- [WRITTEN TASK 1]
In the forum post, which problems with the original DVD drive appear in the numbered list right after "my DVD drive does not work"?
- [WRITTEN TASK 2]
Can you print the forum post word for word, starting with "1.) It will" and going on through "and does nothing."?

## start EXTRACT TO READ

Today, I decided enough was enough - and blamed the operating system itself. First, I tried a restore point back to a month ago - previous to any issues occurring. The system restore kept failing, regardless of choosing any valid restore point.

*Okay, onto round two. Let's reinstall windows 10.

This is where I discovered that my DVD drive does not work.*

1.) It will not read media.
2.) It will not autoplay anything
3.) Interacting with the drive in any way results in explorer.exe locking up for 5+ minutes.

I proceed to uninstall and reinstall the DVD driver no less than 10 times, utilizing various troubleshooting articles online.

Okay...Bad DVD Drive. No problem, $30 at walmart later I am home with a brand new DVD drive.

Out with the old, in with the brand new dvd drive.

It won't open.
It just blinks at me 5 times and does nothing.
It shows up in the drives, but interacting with it causes explorer.exe to freeze, just like the old dvd drive. Both are LG drives, but are different models.

*Heres where it gets fun.

1.) I plugged BOTH drives into my friends computer, different motherboard. Still windows 10. THEY BOTH WORK FINE.

2.) In my maddening descent, I decide to do the unthinkable. Ground zero destroy and rebuild, WITH A DIFFERENT MOTHERBOARD ENTIRELY.*

DIFFERENT MOTHERBOARD.
DIFFERENT SATA CABLES.
DIFFERENT DRIVES THAT PROVE OTHERWISE TO WORK ON DIFFERENT MACHINES.

I cannot open my new drive to reinstall windows.
I have reset BIOS to defaults on both motherboards.
My computer locks up once every hour due to a bad Windows 10 Installation (All other avenues explored, 100+ hours troubleshooting over a 30+ day period. It's the OS. It has to be.)

The BIOS detects the drive. I set it to the primary in the boot order. It will not boot to my windows 10 install disc, it just immediately loads the current windows 10 OS. This is with the drive that will open up. The other drive won't open - but it's not motor/mechanical as it opens up fine when plugged into a different PC. We have verified that the boot disc works fine

- The boot disc boots in my friends PC with his current drive.

## end EXTRACT TO READ
## start LISTING

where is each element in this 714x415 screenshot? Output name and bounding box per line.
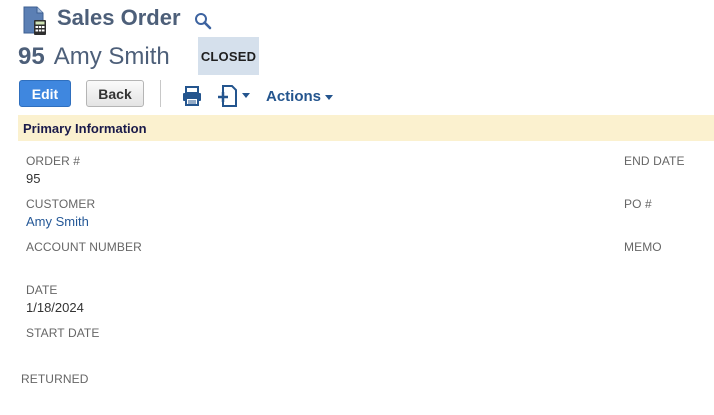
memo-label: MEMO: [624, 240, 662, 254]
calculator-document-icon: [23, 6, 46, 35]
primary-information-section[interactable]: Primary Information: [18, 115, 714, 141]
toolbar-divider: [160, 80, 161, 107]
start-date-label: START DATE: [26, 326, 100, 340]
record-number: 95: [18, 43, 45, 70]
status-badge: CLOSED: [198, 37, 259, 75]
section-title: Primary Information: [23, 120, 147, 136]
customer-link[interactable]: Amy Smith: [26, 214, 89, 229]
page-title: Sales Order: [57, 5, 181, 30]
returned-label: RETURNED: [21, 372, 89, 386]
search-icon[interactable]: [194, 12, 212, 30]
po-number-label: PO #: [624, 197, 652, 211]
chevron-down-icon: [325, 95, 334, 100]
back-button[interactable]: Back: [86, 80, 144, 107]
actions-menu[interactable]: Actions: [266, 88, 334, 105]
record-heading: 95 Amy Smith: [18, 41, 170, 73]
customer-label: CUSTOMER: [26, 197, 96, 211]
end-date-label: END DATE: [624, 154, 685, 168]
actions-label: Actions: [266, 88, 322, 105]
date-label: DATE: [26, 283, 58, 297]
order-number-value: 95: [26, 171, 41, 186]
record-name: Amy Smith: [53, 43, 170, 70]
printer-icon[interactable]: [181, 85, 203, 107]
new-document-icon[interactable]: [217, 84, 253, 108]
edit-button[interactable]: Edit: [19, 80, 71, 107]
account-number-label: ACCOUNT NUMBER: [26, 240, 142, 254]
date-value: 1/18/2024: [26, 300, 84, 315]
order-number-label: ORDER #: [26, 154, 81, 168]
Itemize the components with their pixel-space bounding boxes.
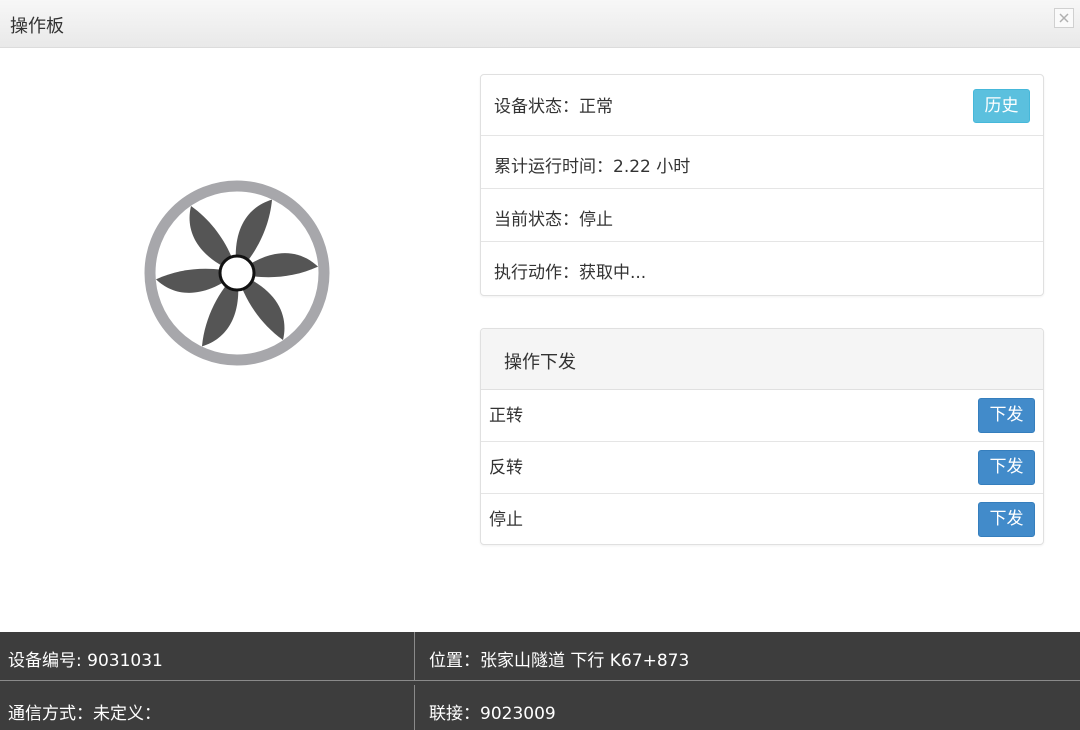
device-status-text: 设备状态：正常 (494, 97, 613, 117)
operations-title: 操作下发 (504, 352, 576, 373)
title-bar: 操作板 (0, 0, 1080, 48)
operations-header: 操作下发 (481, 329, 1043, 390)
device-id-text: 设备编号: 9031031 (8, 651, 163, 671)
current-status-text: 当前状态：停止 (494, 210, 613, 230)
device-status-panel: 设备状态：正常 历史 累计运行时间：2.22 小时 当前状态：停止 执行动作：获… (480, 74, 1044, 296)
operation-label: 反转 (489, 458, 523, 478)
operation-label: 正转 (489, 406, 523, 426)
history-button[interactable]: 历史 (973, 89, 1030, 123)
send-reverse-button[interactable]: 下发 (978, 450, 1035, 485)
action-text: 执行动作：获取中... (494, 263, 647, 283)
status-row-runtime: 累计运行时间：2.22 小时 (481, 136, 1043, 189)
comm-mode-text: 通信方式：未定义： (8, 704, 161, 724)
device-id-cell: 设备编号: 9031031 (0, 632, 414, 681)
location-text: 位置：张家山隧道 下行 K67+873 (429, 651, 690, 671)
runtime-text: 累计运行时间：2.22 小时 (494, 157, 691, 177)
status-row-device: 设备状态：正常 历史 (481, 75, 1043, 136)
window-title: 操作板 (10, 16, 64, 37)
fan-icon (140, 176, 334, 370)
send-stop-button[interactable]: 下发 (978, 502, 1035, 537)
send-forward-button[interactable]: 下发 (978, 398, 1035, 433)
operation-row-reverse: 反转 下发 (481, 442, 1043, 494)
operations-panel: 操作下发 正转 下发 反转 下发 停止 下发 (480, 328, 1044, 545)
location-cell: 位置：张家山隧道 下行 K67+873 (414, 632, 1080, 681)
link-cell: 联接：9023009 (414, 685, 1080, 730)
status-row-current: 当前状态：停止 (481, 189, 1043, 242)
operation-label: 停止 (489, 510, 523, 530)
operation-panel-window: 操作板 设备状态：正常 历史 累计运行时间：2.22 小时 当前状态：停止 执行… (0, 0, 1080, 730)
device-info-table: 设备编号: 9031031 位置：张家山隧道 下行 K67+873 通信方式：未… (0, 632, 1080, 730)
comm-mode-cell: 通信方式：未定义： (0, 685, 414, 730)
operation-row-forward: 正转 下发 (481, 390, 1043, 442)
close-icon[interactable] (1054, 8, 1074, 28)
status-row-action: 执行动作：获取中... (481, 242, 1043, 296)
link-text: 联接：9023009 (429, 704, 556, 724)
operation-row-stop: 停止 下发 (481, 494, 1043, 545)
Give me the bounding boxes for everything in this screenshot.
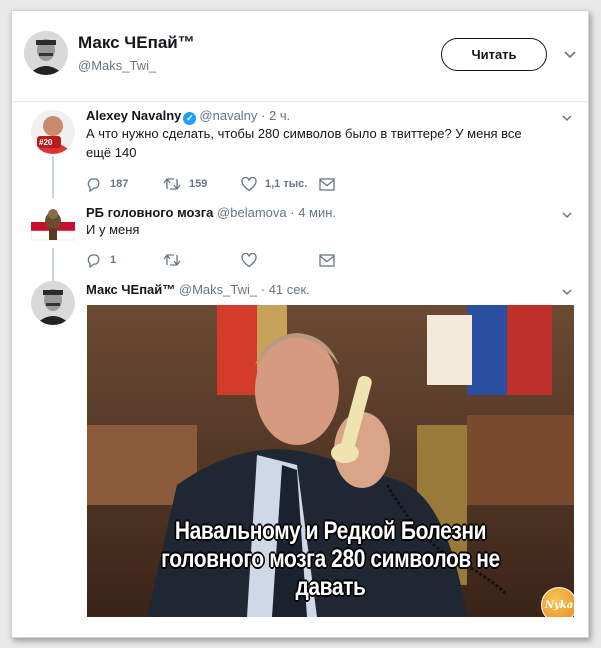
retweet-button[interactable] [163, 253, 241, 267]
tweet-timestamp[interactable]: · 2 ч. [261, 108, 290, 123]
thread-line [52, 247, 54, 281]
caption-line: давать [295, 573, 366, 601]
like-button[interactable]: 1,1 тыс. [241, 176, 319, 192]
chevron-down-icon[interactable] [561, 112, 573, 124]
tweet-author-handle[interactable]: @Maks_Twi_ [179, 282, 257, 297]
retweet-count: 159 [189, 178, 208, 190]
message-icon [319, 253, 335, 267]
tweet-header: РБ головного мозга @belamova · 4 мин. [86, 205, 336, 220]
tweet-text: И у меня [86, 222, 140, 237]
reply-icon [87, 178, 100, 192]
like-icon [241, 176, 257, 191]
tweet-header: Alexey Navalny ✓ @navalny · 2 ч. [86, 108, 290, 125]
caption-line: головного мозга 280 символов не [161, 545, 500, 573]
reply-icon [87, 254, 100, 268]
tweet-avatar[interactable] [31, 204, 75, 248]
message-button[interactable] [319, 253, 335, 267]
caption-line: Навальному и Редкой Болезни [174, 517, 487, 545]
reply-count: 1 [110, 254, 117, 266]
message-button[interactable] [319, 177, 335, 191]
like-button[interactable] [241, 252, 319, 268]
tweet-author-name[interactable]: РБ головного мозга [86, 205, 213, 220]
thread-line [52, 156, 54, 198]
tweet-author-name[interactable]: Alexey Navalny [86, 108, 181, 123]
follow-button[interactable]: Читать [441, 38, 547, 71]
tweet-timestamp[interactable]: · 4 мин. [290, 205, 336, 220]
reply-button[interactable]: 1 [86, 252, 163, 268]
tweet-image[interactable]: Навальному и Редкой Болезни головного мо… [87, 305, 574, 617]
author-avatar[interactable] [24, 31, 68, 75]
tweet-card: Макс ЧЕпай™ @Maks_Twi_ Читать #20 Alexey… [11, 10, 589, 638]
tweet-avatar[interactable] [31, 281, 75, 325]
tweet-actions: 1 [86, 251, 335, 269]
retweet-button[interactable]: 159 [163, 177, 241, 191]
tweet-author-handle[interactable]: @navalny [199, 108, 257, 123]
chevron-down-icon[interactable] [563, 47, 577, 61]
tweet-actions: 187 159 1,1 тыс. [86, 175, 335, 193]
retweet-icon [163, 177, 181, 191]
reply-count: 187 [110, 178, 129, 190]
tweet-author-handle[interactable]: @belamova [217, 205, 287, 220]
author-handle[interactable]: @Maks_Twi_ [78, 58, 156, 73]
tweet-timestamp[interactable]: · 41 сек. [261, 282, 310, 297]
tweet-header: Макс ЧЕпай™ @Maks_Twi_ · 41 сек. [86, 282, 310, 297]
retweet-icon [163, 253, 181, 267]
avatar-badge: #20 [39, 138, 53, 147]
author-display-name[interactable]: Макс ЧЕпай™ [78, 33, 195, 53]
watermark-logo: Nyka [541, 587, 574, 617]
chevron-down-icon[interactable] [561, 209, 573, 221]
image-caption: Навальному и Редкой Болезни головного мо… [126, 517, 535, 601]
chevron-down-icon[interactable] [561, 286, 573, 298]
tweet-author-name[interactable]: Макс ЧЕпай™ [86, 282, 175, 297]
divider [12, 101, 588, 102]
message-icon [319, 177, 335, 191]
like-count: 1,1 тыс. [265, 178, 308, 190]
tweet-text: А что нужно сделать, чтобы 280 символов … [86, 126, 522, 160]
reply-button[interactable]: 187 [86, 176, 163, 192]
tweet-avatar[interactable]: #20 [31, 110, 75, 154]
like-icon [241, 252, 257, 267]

## end LISTING
## start LISTING

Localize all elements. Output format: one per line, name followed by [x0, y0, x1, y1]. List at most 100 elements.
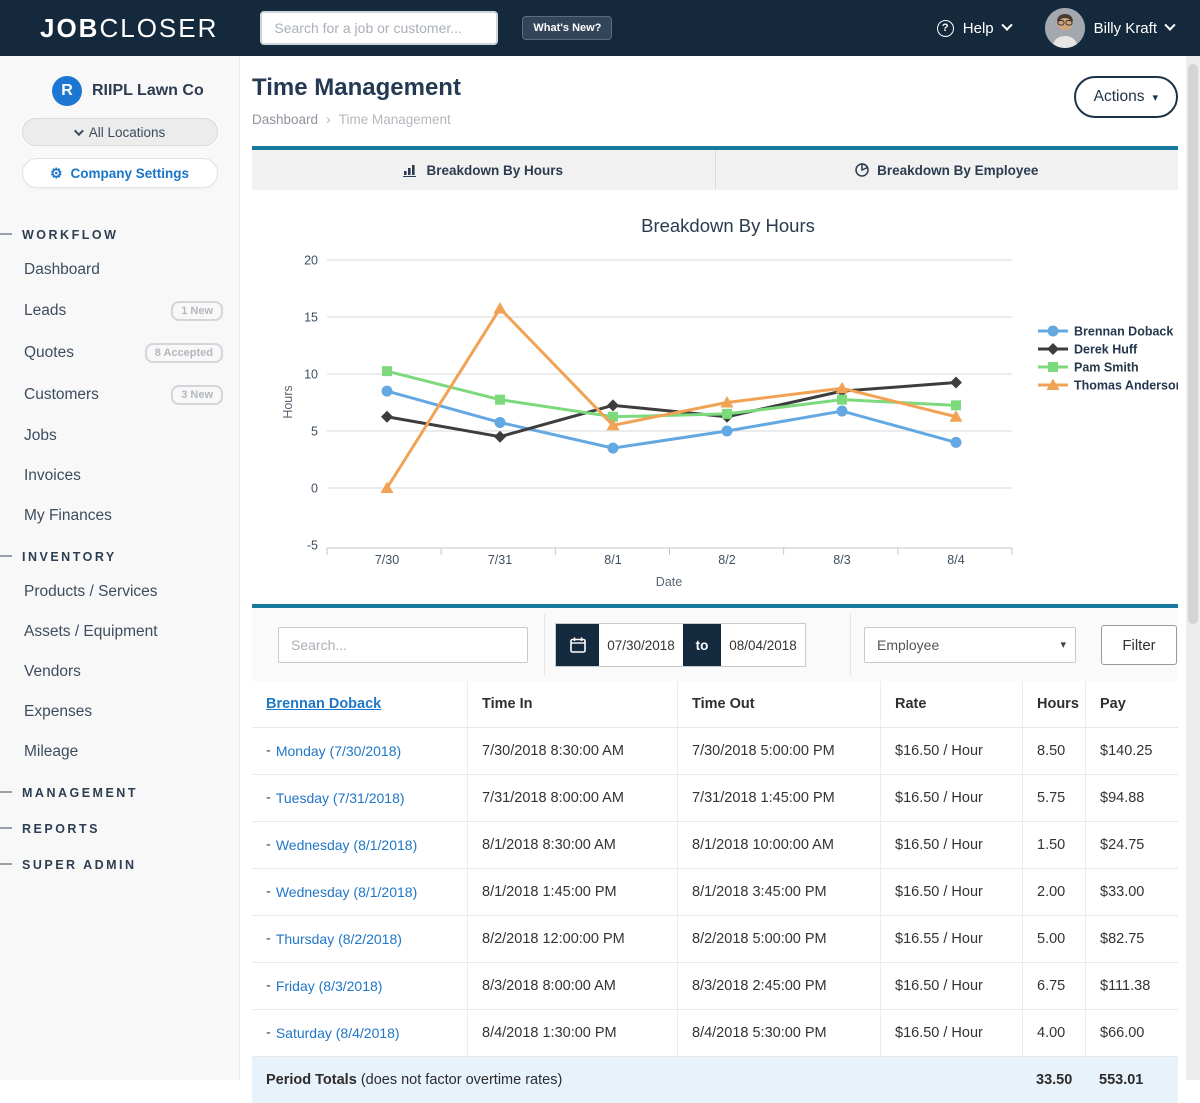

## end LISTING

- [FULL OUTPUT 1]
- It will not read media.
- It will not autoplay anything.
- Interacting with the drive in any way makes explorer.exe lock up for 5+ minutes.

- [FULL OUTPUT 2]
1.) It will not read media.
2.) It will not autoplay anything
3.) Interacting with the drive in any way results in explorer.exe locking up for 5+ minutes.

I proceed to uninstall and reinstall the DVD driver no less than 10 times, utilizing various troubleshooting articles online.

Okay...Bad DVD Drive. No problem, $30 at walmart later I am home with a brand new DVD drive.

Out with the old, in with the brand new dvd drive.

It won't open.
It just blinks at me 5 times and does nothing.